(Extracted data entries)
☆ ☆ ☆ ☆

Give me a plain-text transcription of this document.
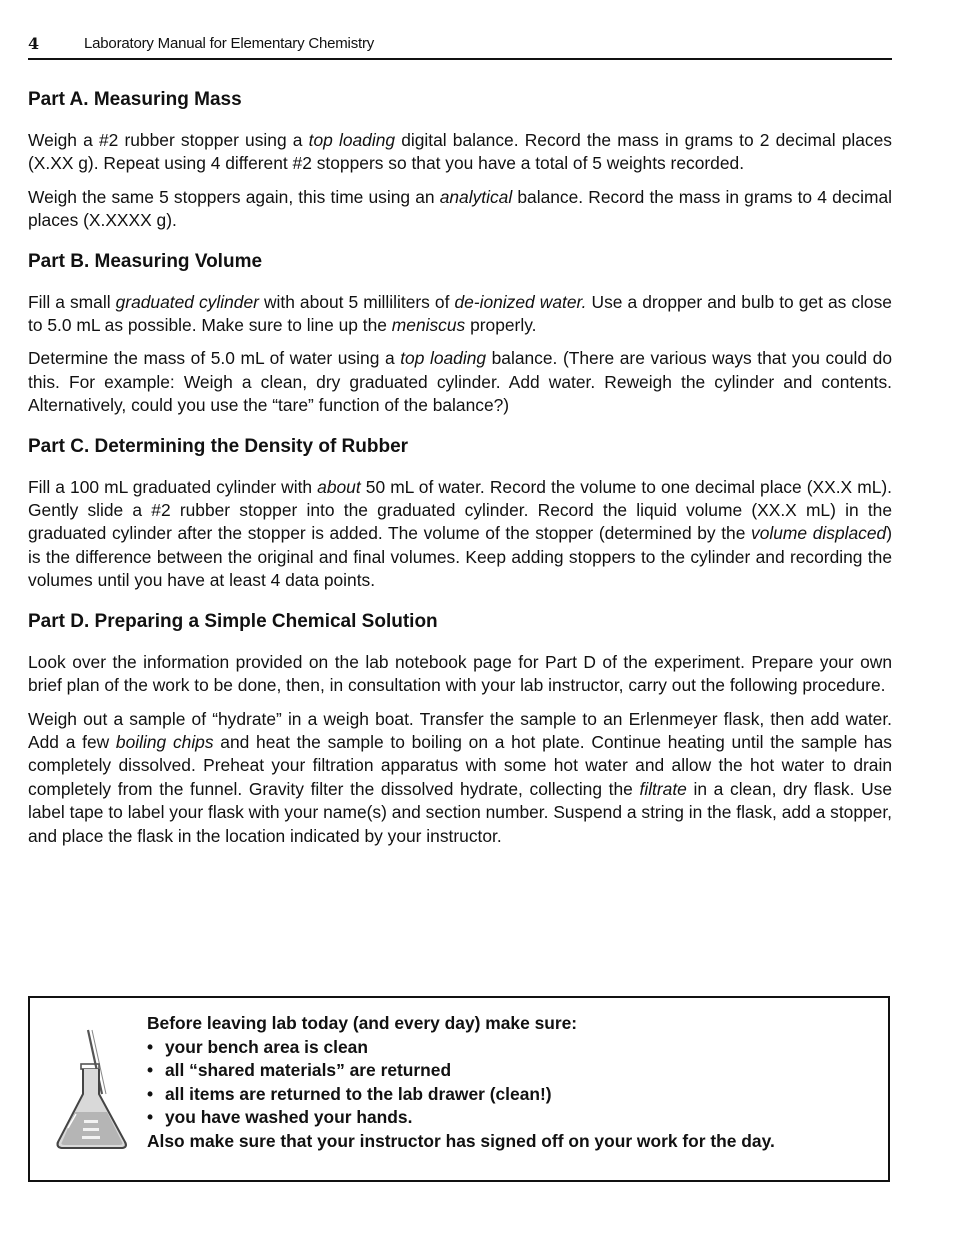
4	Laboratory Manual for Elementary Chemistry
Part A. Measuring Mass

Weigh a #2 rubber stopper using a top loading digital balance. Record the mass in grams to 2 decimal places (X.XX g). Repeat using 4 different #2 stoppers so that you have a total of 5 weights recorded.

Weigh the same 5 stoppers again, this time using an analytical balance. Record the mass in grams to 4 decimal places (X.XXXX g).

Part B. Measuring Volume

Fill a small graduated cylinder with about 5 milliliters of de-ionized water. Use a dropper and bulb to get as close to 5.0 mL as possible. Make sure to line up the meniscus properly.

Determine the mass of 5.0 mL of water using a top loading balance. (There are various ways that you could do this. For example: Weigh a clean, dry graduated cylinder. Add water. Reweigh the cylinder and contents. Alternatively, could you use the “tare” function of the balance?)

Part C. Determining the Density of Rubber

Fill a 100 mL graduated cylinder with about 50 mL of water. Record the volume to one decimal place (XX.X mL). Gently slide a #2 rubber stopper into the graduated cylinder. Record the liquid volume (XX.X mL) in the graduated cylinder after the stopper is added. The volume of the stopper (determined by the volume displaced) is the difference between the original and final volumes. Keep adding stoppers to the cylinder and recording the volumes until you have at least 4 data points.

Part D. Preparing a Simple Chemical Solution

Look over the information provided on the lab notebook page for Part D of the experiment. Prepare your own brief plan of the work to be done, then, in consultation with your lab instructor, carry out the following procedure.

Weigh out a sample of “hydrate” in a weigh boat. Transfer the sample to an Erlenmeyer flask, then add water. Add a few boiling chips and heat the sample to boiling on a hot plate. Continue heating until the sample has completely dissolved. Preheat your filtration apparatus with some hot water and allow the hot water to drain completely from the funnel. Gravity filter the dissolved hydrate, collecting the filtrate in a clean, dry flask. Use label tape to label your flask with your name(s) and section number. Suspend a string in the flask, add a stopper, and place the flask in the location indicated by your instructor.

Before leaving lab today (and every day) make sure:
• your bench area is clean
• all “shared materials” are returned
• all items are returned to the lab drawer (clean!)
• you have washed your hands.
Also make sure that your instructor has signed off on your work for the day.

☆ ☆ ☆ ☆

__Objective__: Give back every line exactly as it stands, pictures excluded.

__Result of the exercise__:
Give me a plain-text transcription of this document.
4	Laboratory Manual for Elementary Chemistry
Part A. Measuring Mass

Weigh a #2 rubber stopper using a top loading digital balance. Record the mass in grams to 2 decimal places (X.XX g). Repeat using 4 different #2 stoppers so that you have a total of 5 weights recorded.

Weigh the same 5 stoppers again, this time using an analytical balance. Record the mass in grams to 4 decimal places (X.XXXX g).

Part B. Measuring Volume

Fill a small graduated cylinder with about 5 milliliters of de-ionized water. Use a dropper and bulb to get as close to 5.0 mL as possible. Make sure to line up the meniscus properly.

Determine the mass of 5.0 mL of water using a top loading balance. (There are various ways that you could do this. For example: Weigh a clean, dry graduated cylinder. Add water. Reweigh the cylinder and contents. Alternatively, could you use the “tare” function of the balance?)

Part C. Determining the Density of Rubber

Fill a 100 mL graduated cylinder with about 50 mL of water. Record the volume to one decimal place (XX.X mL). Gently slide a #2 rubber stopper into the graduated cylinder. Record the liquid volume (XX.X mL) in the graduated cylinder after the stopper is added. The volume of the stopper (determined by the volume displaced) is the difference between the original and final volumes. Keep adding stoppers to the cylinder and recording the volumes until you have at least 4 data points.

Part D. Preparing a Simple Chemical Solution

Look over the information provided on the lab notebook page for Part D of the experiment. Prepare your own brief plan of the work to be done, then, in consultation with your lab instructor, carry out the following procedure.

Weigh out a sample of “hydrate” in a weigh boat. Transfer the sample to an Erlenmeyer flask, then add water. Add a few boiling chips and heat the sample to boiling on a hot plate. Continue heating until the sample has completely dissolved. Preheat your filtration apparatus with some hot water and allow the hot water to drain completely from the funnel. Gravity filter the dissolved hydrate, collecting the filtrate in a clean, dry flask. Use label tape to label your flask with your name(s) and section number. Suspend a string in the flask, add a stopper, and place the flask in the location indicated by your instructor.

Before leaving lab today (and every day) make sure:
• your bench area is clean
• all “shared materials” are returned
• all items are returned to the lab drawer (clean!)
• you have washed your hands.
Also make sure that your instructor has signed off on your work for the day.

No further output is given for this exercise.